BEGIN Text segment

Google Unveils APIs & Partnerships to Take Health Care to the Cloud
by Josh Anderson
MOUNTAIN VIEW, CA — Yesterday Google announced via a blog post that it is taking steps to usher the health care industry into the cloud. These plans include a new Cloud Healthcare API, as well as HIPAA-compliant products and some notable partnerships — all of which are part of a larger effort by Google to compete with rivals Microsoft, Amazon Web Services, and Apple in the health care arena.
Google Cloud’s recently launched Cloud Healthcare API will help health care organizations use a variety of data for analytics and machine learning. This tool is at this time only available to select customers, but Google plans to roll it out to more clients in the rest of 2018. Google’s HIPAA-compliant App Engine and Cloud Machine Learning Engine will also now be expanded significantly. Google now offers two dozen applications that comply with such regulatory standards.
“Just imagine if all healthcare providers could easily, securely and instantaneously collaborate while caring for you,” wrote said Greg Moore, Google Cloud’s Vice-president of Health Care “Ultimately, we hope that better flow of data will inspire new discoveries with artificial intelligence (AI) and machine learning (ML), leading to insights that improve patient outcomes.”

END Text segment
BEGIN Excerpted records

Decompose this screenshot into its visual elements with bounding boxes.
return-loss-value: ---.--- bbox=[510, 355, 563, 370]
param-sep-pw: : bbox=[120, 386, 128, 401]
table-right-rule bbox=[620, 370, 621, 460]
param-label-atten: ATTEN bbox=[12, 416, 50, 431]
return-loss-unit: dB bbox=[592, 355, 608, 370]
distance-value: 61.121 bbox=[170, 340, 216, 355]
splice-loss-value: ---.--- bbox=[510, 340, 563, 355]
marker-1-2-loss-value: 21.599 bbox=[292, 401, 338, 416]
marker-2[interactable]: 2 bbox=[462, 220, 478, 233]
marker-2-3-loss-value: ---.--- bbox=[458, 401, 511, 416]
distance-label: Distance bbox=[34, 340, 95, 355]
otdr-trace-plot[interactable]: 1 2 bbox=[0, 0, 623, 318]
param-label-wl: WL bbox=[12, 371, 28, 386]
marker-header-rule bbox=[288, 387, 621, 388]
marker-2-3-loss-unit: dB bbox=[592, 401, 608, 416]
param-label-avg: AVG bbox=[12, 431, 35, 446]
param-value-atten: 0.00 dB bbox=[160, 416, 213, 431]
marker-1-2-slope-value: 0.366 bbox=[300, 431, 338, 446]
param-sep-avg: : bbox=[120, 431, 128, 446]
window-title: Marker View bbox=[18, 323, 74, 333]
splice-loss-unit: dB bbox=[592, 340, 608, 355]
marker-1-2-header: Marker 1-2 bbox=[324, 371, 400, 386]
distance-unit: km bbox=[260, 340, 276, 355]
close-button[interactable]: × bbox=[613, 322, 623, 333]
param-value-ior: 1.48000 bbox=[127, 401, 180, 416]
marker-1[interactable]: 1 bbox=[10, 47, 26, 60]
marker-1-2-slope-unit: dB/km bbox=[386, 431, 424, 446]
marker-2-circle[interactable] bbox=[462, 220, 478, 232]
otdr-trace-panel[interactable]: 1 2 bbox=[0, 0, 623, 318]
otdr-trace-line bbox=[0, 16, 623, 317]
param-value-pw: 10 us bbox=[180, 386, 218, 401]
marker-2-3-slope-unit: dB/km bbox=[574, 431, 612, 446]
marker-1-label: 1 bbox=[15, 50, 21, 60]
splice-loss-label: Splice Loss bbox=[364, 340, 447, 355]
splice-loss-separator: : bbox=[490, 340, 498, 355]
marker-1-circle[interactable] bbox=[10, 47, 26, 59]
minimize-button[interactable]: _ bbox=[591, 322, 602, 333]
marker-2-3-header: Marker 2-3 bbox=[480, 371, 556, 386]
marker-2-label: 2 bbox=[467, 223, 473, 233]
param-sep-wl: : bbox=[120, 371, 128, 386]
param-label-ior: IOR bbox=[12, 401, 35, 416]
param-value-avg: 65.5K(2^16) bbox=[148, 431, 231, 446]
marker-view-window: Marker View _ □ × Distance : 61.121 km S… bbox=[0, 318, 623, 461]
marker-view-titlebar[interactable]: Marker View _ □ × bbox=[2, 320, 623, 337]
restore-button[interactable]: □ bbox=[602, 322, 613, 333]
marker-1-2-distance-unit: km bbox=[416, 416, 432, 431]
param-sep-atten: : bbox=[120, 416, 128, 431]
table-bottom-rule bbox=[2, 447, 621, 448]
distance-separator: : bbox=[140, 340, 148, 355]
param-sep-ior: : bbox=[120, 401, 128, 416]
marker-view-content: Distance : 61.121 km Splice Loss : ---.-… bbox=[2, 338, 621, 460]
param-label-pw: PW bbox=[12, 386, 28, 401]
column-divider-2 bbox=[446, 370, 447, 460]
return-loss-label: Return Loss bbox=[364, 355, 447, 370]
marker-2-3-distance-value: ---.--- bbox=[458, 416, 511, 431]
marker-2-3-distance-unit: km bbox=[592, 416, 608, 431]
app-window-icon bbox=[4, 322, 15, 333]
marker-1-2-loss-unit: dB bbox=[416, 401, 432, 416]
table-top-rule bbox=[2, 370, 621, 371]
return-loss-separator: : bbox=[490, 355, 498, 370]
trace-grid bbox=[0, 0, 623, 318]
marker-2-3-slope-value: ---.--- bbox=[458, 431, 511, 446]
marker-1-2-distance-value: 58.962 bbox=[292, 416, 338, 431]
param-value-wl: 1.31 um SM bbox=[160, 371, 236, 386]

END Excerpted records

Questions to answer:
1 > Answer these questions using the article on Google's health care cloud plans:
(a) Which three rivals does Google aim to compete with in the health care arena?
(b) Until the wider rollout later in 2018, who has access to the Cloud Healthcare API?
(c) What position does Greg Moore hold at Google Cloud?
2 > Extend the article on Google's health care cloud plans, beginning after its final sentence.
The data is not needed for the tasks that follow.

Responses per task:
1 >
(a) Microsoft, Amazon Web Services, and Apple.
(b) Only select customers.
(c) Vice-president of Health Care.

2 >
Google’s strategic partnerships include health organizations such as M*Modal, the Cleveland Clinic, Lahey Health, the Chilean Health Ministry, Rush University Medical Center, the Broad Institute of MIT and Harvard University, as well as Middlesex Hospital and Chapters Health System. Google also announced partnerships with healthcare data management customers such as Flex, Imagla, Client Outlook, WuXi NextCODE & VMware.
“I see the impact that availability of data can have in medicine, and the need for it is urgent,” added Moore. “Getting data to patients, caregivers and providers is key … and that’s why we’re so excited about it.”
Interestingly, these ventures aren’t the first time that Google has tried to bet big on health care. In 2011, it shut down Google Health, a previous data management incarnation that wasn’t able to flourish due to a plethora of reasons, but most significantly, the fact that paper records still had a stranglehold on the medical records arena.